Task goal: Retype the material below. Keep every word exactly as it is.

:: Records for processing ::

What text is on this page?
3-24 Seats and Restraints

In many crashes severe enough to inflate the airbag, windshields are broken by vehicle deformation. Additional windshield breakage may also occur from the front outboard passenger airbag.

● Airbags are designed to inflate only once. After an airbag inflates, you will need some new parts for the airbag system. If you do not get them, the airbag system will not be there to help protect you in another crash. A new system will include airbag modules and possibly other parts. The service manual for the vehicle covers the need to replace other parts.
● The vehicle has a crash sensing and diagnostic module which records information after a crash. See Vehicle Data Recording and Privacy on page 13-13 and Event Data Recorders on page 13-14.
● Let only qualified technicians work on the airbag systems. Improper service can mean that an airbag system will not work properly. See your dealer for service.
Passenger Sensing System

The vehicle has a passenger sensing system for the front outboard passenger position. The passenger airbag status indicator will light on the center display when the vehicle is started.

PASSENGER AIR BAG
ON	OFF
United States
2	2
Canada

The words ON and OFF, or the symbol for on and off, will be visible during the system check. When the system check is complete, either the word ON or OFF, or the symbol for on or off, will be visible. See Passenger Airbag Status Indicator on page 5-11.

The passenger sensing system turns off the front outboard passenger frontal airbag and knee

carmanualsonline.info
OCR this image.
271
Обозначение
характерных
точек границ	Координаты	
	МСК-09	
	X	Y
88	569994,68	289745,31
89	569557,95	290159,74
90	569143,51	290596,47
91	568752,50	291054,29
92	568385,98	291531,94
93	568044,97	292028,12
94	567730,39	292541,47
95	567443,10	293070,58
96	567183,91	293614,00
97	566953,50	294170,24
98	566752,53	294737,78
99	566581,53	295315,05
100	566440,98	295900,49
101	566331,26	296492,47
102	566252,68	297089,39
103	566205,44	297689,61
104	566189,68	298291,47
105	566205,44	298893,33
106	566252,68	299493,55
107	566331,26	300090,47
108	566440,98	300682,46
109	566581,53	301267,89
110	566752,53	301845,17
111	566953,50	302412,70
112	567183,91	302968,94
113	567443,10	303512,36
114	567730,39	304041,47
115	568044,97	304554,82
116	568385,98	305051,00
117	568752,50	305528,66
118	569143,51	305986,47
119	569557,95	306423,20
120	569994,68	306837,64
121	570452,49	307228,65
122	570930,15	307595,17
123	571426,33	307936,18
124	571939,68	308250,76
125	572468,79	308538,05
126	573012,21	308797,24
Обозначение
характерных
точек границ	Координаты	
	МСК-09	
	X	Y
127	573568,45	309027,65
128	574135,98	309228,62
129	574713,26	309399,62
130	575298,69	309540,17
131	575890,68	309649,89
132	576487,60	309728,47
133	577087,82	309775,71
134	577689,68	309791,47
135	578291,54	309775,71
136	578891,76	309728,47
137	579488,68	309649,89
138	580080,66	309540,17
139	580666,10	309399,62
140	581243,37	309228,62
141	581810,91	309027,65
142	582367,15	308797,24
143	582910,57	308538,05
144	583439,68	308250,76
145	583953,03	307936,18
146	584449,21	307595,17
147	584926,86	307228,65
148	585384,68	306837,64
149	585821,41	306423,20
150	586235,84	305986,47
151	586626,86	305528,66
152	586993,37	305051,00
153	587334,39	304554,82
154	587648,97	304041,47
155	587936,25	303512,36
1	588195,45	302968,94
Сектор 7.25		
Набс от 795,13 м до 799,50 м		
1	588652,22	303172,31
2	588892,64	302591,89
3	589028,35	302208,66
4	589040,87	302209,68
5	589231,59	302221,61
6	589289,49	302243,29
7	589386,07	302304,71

:::

Reply to the exercise:
What text is on this page?
3-24 Seats and Restraints

In many crashes severe enough to inflate the airbag, windshields are broken by vehicle deformation. Additional windshield breakage may also occur from the front outboard passenger airbag.

● Airbags are designed to inflate only once. After an airbag inflates, you will need some new parts for the airbag system. If you do not get them, the airbag system will not be there to help protect you in another crash. A new system will include airbag modules and possibly other parts. The service manual for the vehicle covers the need to replace other parts.
● The vehicle has a crash sensing and diagnostic module which records information after a crash. See Vehicle Data Recording and Privacy on page 13-13 and Event Data Recorders on page 13-14.
● Let only qualified technicians work on the airbag systems. Improper service can mean that an airbag system will not work properly. See your dealer for service.
Passenger Sensing System

The vehicle has a passenger sensing system for the front outboard passenger position. The passenger airbag status indicator will light on the center display when the vehicle is started.

PASSENGER AIR BAG
ON	OFF
United States
2	2
Canada

The words ON and OFF, or the symbol for on and off, will be visible during the system check. When the system check is complete, either the word ON or OFF, or the symbol for on or off, will be visible. See Passenger Airbag Status Indicator on page 5-11.

The passenger sensing system turns off the front outboard passenger frontal airbag and knee

carmanualsonline.info
OCR this image.
271
Обозначение
характерных
точек границ	Координаты	
	МСК-09	
	X	Y
88	569994,68	289745,31
89	569557,95	290159,74
90	569143,51	290596,47
91	568752,50	291054,29
92	568385,98	291531,94
93	568044,97	292028,12
94	567730,39	292541,47
95	567443,10	293070,58
96	567183,91	293614,00
97	566953,50	294170,24
98	566752,53	294737,78
99	566581,53	295315,05
100	566440,98	295900,49
101	566331,26	296492,47
102	566252,68	297089,39
103	566205,44	297689,61
104	566189,68	298291,47
105	566205,44	298893,33
106	566252,68	299493,55
107	566331,26	300090,47
108	566440,98	300682,46
109	566581,53	301267,89
110	566752,53	301845,17
111	566953,50	302412,70
112	567183,91	302968,94
113	567443,10	303512,36
114	567730,39	304041,47
115	568044,97	304554,82
116	568385,98	305051,00
117	568752,50	305528,66
118	569143,51	305986,47
119	569557,95	306423,20
120	569994,68	306837,64
121	570452,49	307228,65
122	570930,15	307595,17
123	571426,33	307936,18
124	571939,68	308250,76
125	572468,79	308538,05
126	573012,21	308797,24
Обозначение
характерных
точек границ	Координаты	
	МСК-09	
	X	Y
127	573568,45	309027,65
128	574135,98	309228,62
129	574713,26	309399,62
130	575298,69	309540,17
131	575890,68	309649,89
132	576487,60	309728,47
133	577087,82	309775,71
134	577689,68	309791,47
135	578291,54	309775,71
136	578891,76	309728,47
137	579488,68	309649,89
138	580080,66	309540,17
139	580666,10	309399,62
140	581243,37	309228,62
141	581810,91	309027,65
142	582367,15	308797,24
143	582910,57	308538,05
144	583439,68	308250,76
145	583953,03	307936,18
146	584449,21	307595,17
147	584926,86	307228,65
148	585384,68	306837,64
149	585821,41	306423,20
150	586235,84	305986,47
151	586626,86	305528,66
152	586993,37	305051,00
153	587334,39	304554,82
154	587648,97	304041,47
155	587936,25	303512,36
1	588195,45	302968,94
Сектор 7.25		
Набс от 795,13 м до 799,50 м		
1	588652,22	303172,31
2	588892,64	302591,89
3	589028,35	302208,66
4	589040,87	302209,68
5	589231,59	302221,61
6	589289,49	302243,29
7	589386,07	302304,71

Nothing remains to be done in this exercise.